◆ EXTRACTED MATERIAL ◆
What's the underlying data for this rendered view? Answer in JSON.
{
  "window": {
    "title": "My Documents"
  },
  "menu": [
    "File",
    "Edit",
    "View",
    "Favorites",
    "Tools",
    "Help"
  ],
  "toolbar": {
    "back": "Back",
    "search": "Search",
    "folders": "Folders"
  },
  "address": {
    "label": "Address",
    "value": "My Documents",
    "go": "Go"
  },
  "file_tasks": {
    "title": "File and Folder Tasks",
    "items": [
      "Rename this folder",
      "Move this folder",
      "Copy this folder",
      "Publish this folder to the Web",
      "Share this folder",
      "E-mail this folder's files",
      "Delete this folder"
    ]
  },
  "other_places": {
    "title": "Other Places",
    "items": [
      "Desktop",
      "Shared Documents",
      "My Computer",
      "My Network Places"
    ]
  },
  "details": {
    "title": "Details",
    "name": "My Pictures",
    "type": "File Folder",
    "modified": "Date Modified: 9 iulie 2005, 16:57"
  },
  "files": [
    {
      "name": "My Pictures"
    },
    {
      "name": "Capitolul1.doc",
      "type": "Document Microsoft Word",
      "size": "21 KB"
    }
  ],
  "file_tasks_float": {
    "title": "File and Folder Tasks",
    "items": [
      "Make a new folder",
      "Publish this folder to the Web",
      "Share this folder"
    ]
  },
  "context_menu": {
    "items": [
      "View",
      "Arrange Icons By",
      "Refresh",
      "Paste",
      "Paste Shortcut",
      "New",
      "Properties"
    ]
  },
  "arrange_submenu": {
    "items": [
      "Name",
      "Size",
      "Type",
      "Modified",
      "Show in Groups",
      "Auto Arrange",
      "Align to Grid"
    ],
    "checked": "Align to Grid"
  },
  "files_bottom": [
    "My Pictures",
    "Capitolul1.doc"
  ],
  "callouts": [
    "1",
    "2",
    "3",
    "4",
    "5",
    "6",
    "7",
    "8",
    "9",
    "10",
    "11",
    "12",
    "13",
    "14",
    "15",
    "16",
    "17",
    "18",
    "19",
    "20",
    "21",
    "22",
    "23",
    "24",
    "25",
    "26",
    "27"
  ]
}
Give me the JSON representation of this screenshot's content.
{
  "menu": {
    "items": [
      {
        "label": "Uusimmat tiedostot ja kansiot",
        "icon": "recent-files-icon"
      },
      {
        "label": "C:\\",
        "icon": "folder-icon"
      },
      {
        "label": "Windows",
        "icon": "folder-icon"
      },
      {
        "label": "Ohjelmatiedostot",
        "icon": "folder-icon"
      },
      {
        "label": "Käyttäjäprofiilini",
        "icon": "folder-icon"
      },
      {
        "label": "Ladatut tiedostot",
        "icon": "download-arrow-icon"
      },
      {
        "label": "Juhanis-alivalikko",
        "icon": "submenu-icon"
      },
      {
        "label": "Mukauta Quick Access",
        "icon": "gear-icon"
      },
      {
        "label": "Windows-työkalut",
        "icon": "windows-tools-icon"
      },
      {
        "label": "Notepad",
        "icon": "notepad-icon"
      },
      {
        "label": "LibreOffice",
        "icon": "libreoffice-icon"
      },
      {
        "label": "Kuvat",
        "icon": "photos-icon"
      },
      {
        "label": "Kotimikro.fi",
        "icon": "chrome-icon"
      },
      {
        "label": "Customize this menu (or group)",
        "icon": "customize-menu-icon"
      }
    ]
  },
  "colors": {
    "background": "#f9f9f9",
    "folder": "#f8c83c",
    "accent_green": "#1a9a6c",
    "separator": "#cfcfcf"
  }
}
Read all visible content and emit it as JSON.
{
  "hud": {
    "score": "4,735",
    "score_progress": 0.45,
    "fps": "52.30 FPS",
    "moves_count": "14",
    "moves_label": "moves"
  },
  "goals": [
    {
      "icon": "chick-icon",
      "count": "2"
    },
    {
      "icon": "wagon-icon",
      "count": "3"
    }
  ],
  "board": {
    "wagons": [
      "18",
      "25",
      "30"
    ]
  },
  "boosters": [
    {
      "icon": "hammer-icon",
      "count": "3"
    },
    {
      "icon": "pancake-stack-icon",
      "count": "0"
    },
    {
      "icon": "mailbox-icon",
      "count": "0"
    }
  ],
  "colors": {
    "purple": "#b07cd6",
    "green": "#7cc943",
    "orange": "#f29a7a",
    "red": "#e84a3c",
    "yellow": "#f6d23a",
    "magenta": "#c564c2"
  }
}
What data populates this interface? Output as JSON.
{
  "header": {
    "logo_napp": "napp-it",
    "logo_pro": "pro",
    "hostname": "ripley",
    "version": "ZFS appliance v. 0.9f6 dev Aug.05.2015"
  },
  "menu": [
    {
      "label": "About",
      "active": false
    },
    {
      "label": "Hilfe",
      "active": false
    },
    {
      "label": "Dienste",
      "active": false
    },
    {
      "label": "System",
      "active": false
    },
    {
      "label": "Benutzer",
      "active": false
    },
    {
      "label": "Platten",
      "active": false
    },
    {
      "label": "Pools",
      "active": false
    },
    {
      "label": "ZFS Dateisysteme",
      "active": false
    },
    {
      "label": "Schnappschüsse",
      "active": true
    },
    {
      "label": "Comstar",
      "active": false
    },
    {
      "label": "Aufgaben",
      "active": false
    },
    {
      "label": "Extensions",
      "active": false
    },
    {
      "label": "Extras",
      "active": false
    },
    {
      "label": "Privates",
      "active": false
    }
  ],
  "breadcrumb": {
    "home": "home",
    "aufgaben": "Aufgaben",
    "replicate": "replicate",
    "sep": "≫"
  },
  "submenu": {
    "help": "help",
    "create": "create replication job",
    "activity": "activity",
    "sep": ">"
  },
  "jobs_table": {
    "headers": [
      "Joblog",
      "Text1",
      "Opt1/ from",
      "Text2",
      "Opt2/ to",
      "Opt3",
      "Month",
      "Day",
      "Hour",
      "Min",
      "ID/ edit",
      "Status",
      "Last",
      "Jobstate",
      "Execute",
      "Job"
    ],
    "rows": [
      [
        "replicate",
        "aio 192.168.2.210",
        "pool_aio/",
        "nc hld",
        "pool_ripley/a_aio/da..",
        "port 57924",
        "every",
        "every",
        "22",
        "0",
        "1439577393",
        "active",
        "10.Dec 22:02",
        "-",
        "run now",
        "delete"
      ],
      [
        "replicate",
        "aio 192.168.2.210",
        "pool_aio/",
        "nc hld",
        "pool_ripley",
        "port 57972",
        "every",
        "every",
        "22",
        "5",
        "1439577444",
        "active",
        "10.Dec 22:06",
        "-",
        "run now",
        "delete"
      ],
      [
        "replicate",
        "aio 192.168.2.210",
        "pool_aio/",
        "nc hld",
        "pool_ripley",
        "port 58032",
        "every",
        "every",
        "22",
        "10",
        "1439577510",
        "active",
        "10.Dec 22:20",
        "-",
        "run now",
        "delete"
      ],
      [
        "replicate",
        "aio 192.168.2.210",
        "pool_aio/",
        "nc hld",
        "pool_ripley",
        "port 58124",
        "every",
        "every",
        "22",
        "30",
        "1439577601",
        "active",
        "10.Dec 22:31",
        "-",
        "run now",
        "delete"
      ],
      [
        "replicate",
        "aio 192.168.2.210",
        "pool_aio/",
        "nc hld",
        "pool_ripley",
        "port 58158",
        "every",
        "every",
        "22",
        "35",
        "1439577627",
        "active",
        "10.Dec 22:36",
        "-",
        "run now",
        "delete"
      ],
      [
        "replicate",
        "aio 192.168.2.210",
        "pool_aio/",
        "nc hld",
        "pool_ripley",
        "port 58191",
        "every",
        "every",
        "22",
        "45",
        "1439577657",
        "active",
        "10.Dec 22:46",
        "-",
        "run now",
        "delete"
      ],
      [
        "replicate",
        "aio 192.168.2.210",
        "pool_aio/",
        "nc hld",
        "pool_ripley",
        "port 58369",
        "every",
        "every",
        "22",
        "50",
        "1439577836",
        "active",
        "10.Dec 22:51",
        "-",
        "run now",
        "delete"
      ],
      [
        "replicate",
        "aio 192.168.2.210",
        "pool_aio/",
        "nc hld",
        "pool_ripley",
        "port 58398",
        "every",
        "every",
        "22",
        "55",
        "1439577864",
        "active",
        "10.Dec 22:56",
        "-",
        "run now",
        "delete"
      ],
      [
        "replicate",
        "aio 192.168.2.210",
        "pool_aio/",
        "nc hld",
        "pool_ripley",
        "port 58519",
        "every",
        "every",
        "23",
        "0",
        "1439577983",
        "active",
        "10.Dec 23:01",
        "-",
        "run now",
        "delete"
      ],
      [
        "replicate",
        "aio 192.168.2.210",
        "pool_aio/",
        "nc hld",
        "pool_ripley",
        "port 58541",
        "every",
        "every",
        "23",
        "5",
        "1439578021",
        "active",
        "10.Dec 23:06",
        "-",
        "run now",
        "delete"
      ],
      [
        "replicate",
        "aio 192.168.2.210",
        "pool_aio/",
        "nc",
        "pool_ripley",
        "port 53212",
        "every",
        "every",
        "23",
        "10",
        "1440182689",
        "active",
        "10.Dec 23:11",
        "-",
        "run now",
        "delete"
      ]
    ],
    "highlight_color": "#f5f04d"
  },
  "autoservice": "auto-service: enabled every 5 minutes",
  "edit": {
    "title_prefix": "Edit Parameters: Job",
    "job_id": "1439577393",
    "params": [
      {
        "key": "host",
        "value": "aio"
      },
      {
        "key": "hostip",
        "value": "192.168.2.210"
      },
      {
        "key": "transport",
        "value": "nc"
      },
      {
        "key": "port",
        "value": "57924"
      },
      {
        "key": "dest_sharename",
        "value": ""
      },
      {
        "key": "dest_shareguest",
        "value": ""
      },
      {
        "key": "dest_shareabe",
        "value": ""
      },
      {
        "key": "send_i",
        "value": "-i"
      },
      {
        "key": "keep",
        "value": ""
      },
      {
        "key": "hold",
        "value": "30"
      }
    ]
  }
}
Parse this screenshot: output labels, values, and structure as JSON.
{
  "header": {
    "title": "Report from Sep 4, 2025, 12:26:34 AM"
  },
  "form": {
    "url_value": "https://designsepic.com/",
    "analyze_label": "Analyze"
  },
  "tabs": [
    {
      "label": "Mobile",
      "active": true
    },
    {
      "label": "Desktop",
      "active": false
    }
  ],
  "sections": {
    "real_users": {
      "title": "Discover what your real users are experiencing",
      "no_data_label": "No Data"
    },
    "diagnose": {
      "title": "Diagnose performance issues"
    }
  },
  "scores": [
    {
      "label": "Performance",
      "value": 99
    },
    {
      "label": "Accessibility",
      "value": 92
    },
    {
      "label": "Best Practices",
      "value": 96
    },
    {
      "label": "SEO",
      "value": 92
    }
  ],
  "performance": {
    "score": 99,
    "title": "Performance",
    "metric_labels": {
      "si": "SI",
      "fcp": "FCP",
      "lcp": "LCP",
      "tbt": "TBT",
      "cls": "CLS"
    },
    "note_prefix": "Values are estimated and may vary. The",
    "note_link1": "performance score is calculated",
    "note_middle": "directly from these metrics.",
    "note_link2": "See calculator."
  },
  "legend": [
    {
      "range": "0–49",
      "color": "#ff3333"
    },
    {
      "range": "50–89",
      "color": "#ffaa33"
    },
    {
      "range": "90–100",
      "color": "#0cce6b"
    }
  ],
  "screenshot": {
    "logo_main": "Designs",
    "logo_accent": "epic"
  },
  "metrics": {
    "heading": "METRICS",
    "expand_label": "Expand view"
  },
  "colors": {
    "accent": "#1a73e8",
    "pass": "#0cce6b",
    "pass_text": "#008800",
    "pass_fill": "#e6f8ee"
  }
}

◆ GIVEN REQUEST ◆
Pull out all lines containing "Modified".

◆ TASK SOLUTION ◆
    "modified": "Date Modified: 9 iulie 2005, 16:57"
      "Modified",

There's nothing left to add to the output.